GIVEN EXERCISE:
What is the number of lines in the data that hold the string "this"? Reply with that number only.

= = = = = = =

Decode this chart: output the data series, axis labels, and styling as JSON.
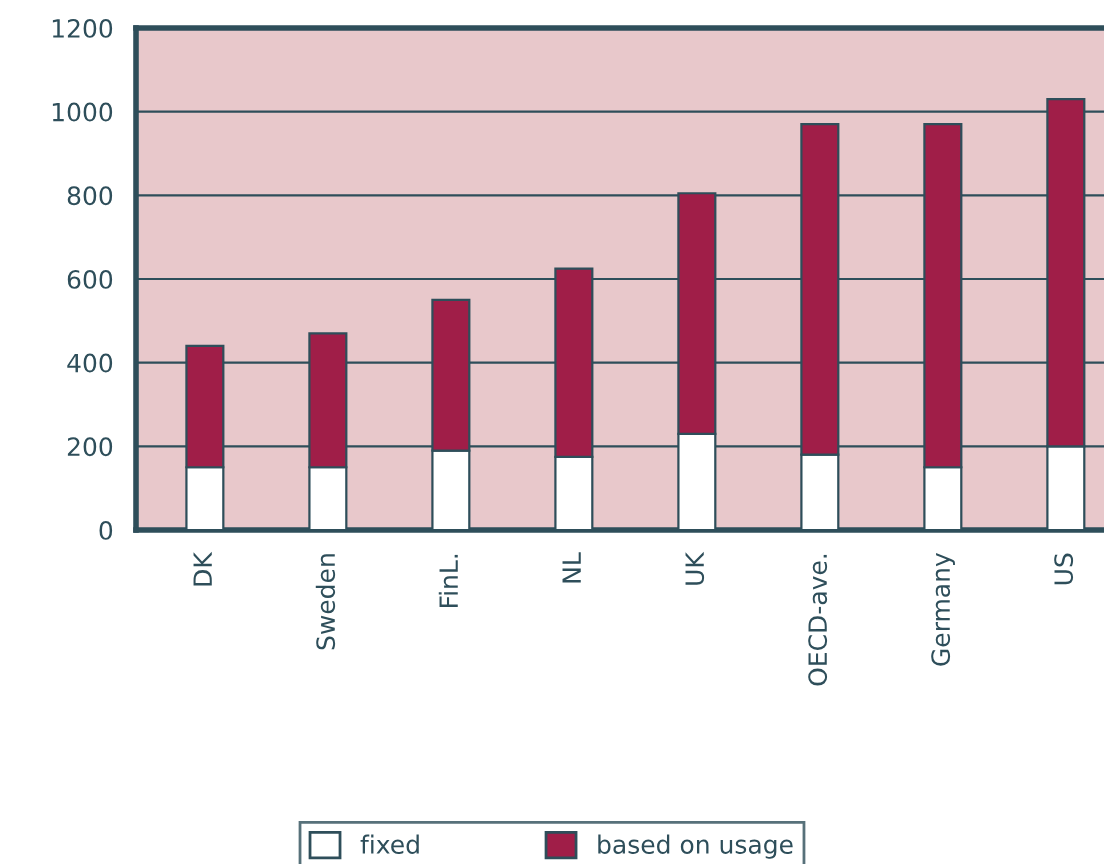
{
  "chart_data": {
    "type": "bar",
    "stacked": true,
    "categories": [
      "DK",
      "Sweden",
      "FinL.",
      "NL",
      "UK",
      "OECD-ave.",
      "Germany",
      "US"
    ],
    "series": [
      {
        "name": "fixed",
        "color": "#ffffff",
        "values": [
          150,
          150,
          190,
          175,
          230,
          180,
          150,
          200
        ]
      },
      {
        "name": "based on usage",
        "color": "#a01e48",
        "values": [
          290,
          320,
          360,
          450,
          575,
          790,
          820,
          830
        ]
      }
    ],
    "ylim": [
      0,
      1200
    ],
    "yticks": [
      0,
      200,
      400,
      600,
      800,
      1000,
      1200
    ],
    "grid": "y",
    "legend": "bottom"
  }
}
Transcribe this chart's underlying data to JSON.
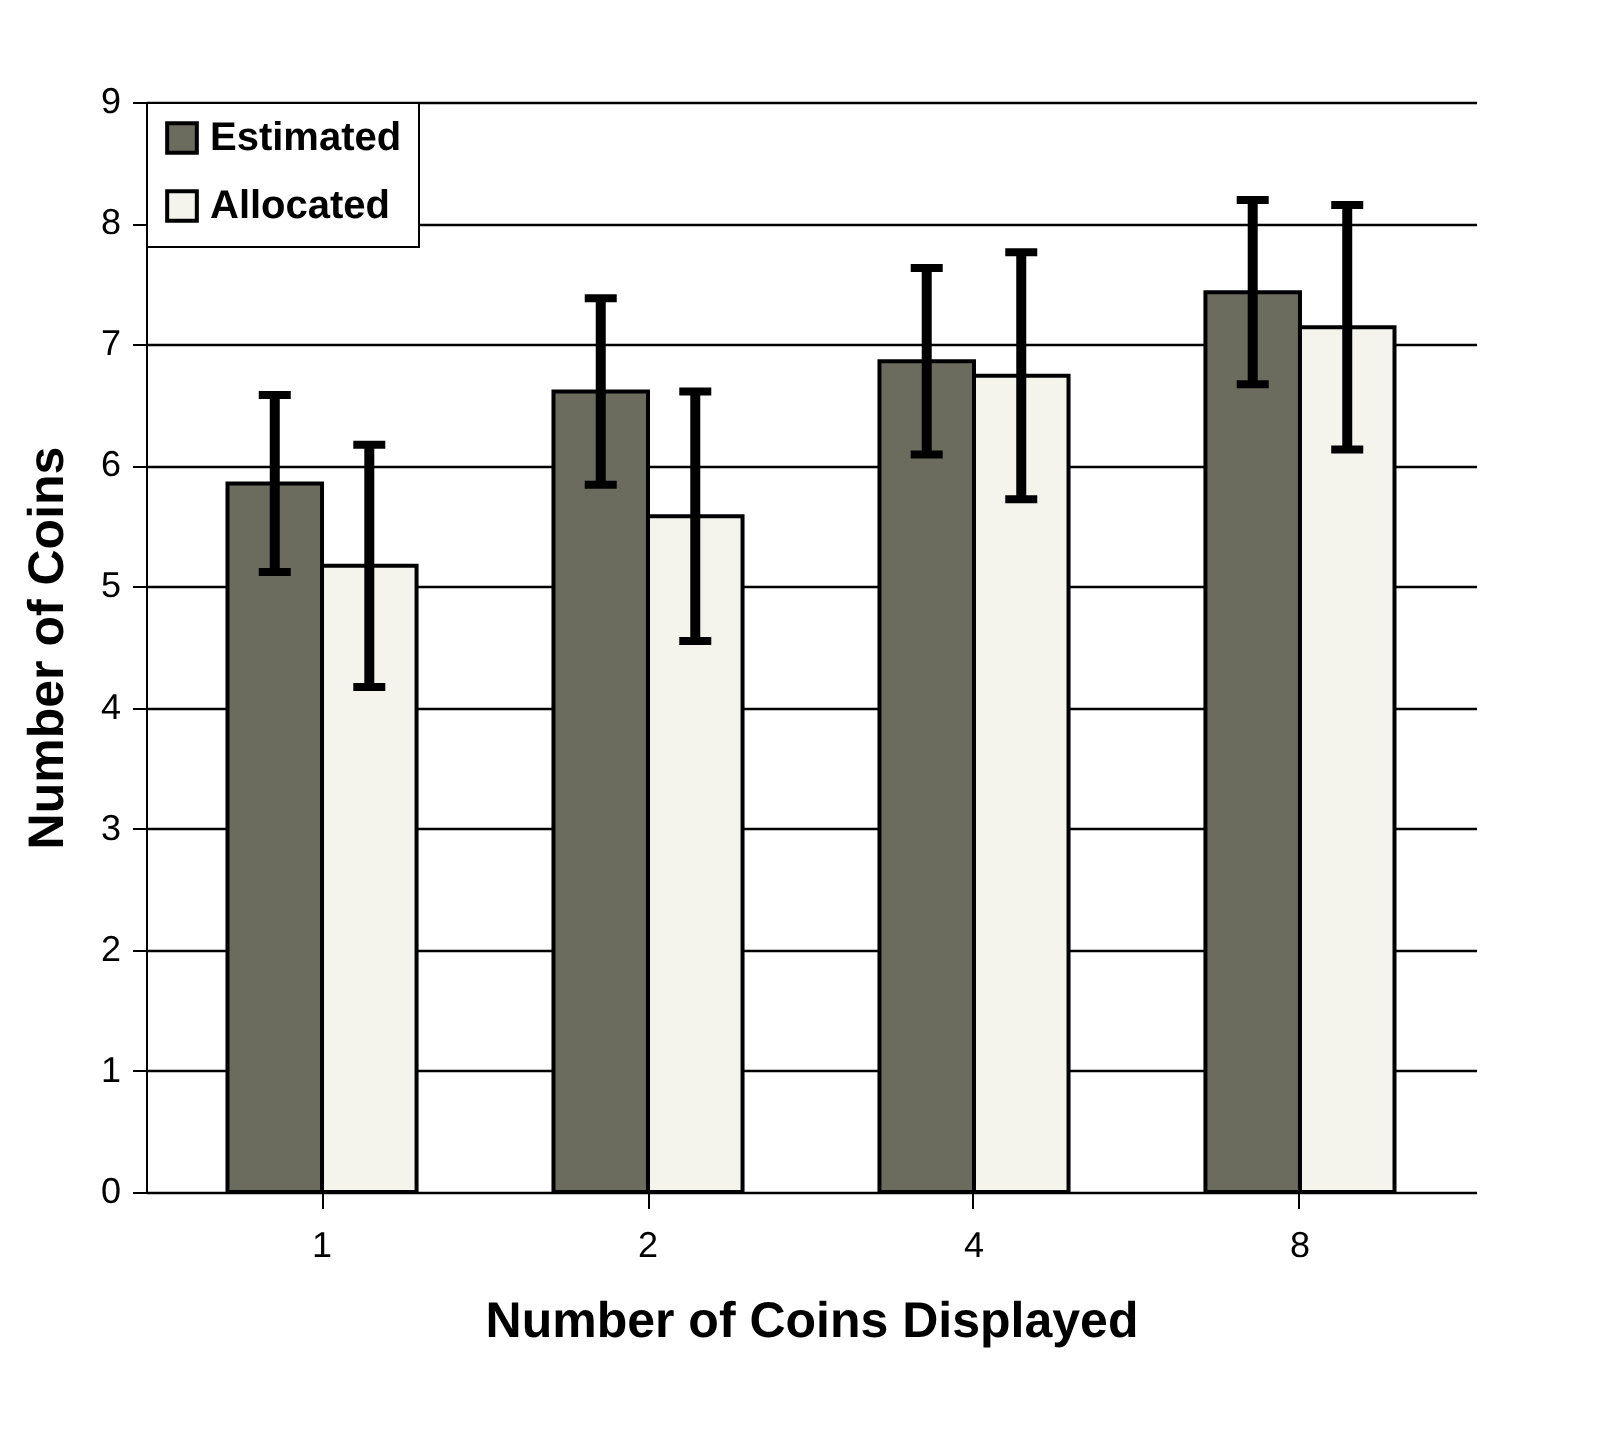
{
  "chart_data": {
    "type": "bar",
    "xlabel": "Number of Coins Displayed",
    "ylabel": "Number of Coins",
    "categories": [
      "1",
      "2",
      "4",
      "8"
    ],
    "series": [
      {
        "name": "Estimated",
        "color": "#6b6b5e",
        "values": [
          5.85,
          6.61,
          6.86,
          7.43
        ],
        "errors": [
          0.73,
          0.77,
          0.77,
          0.76
        ]
      },
      {
        "name": "Allocated",
        "color": "#f4f4ec",
        "values": [
          5.17,
          5.58,
          6.74,
          7.14
        ],
        "errors": [
          1.0,
          1.03,
          1.02,
          1.01
        ]
      }
    ],
    "ylim": [
      0,
      9
    ],
    "yticks": [
      0,
      1,
      2,
      3,
      4,
      5,
      6,
      7,
      8,
      9
    ],
    "grid": "y",
    "legend": "top left"
  }
}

= = = = = = =

EXERCISE RESPONSE:
2